• What you have to do
Quote all of the entries word for word.
○ ○ ○ ○ ○ ○ ○
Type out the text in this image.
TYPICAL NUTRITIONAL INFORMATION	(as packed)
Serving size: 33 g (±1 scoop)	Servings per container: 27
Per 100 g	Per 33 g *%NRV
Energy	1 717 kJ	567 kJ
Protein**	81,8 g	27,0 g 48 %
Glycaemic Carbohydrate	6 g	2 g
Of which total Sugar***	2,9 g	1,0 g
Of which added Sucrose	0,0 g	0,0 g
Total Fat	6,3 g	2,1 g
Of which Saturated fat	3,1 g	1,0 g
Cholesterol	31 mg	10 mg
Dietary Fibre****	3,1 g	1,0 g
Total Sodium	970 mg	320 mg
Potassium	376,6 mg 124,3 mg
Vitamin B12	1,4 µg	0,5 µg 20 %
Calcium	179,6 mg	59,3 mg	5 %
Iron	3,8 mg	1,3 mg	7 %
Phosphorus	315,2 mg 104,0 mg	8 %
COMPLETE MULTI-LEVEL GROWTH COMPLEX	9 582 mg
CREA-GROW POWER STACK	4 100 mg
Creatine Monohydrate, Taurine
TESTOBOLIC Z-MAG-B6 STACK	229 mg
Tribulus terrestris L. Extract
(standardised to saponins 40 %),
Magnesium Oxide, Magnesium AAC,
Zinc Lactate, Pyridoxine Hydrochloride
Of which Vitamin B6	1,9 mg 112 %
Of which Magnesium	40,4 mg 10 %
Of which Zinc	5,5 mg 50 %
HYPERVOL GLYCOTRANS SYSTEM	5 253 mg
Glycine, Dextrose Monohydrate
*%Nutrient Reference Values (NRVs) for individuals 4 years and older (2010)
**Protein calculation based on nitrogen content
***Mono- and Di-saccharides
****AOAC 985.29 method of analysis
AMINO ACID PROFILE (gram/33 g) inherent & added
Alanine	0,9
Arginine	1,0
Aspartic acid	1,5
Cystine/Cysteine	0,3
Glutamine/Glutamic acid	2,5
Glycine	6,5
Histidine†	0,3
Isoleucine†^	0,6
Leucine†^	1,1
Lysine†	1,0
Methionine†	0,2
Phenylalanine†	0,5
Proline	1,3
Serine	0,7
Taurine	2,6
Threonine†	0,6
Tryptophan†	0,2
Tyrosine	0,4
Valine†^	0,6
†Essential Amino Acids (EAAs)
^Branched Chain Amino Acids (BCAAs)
○ ○ ○ ○ ○ ○ ○
• Answer to this task
Type out the text in this image.
TYPICAL NUTRITIONAL INFORMATION	(as packed)
Serving size: 33 g (±1 scoop)	Servings per container: 27
Per 100 g	Per 33 g *%NRV
Energy	1 717 kJ	567 kJ
Protein**	81,8 g	27,0 g 48 %
Glycaemic Carbohydrate	6 g	2 g
Of which total Sugar***	2,9 g	1,0 g
Of which added Sucrose	0,0 g	0,0 g
Total Fat	6,3 g	2,1 g
Of which Saturated fat	3,1 g	1,0 g
Cholesterol	31 mg	10 mg
Dietary Fibre****	3,1 g	1,0 g
Total Sodium	970 mg	320 mg
Potassium	376,6 mg 124,3 mg
Vitamin B12	1,4 µg	0,5 µg 20 %
Calcium	179,6 mg	59,3 mg	5 %
Iron	3,8 mg	1,3 mg	7 %
Phosphorus	315,2 mg 104,0 mg	8 %
COMPLETE MULTI-LEVEL GROWTH COMPLEX	9 582 mg
CREA-GROW POWER STACK	4 100 mg
Creatine Monohydrate, Taurine
TESTOBOLIC Z-MAG-B6 STACK	229 mg
Tribulus terrestris L. Extract
(standardised to saponins 40 %),
Magnesium Oxide, Magnesium AAC,
Zinc Lactate, Pyridoxine Hydrochloride
Of which Vitamin B6	1,9 mg 112 %
Of which Magnesium	40,4 mg 10 %
Of which Zinc	5,5 mg 50 %
HYPERVOL GLYCOTRANS SYSTEM	5 253 mg
Glycine, Dextrose Monohydrate
*%Nutrient Reference Values (NRVs) for individuals 4 years and older (2010)
**Protein calculation based on nitrogen content
***Mono- and Di-saccharides
****AOAC 985.29 method of analysis
AMINO ACID PROFILE (gram/33 g) inherent & added
Alanine	0,9
Arginine	1,0
Aspartic acid	1,5
Cystine/Cysteine	0,3
Glutamine/Glutamic acid	2,5
Glycine	6,5
Histidine†	0,3
Isoleucine†^	0,6
Leucine†^	1,1
Lysine†	1,0
Methionine†	0,2
Phenylalanine†	0,5
Proline	1,3
Serine	0,7
Taurine	2,6
Threonine†	0,6
Tryptophan†	0,2
Tyrosine	0,4
Valine†^	0,6
†Essential Amino Acids (EAAs)
^Branched Chain Amino Acids (BCAAs)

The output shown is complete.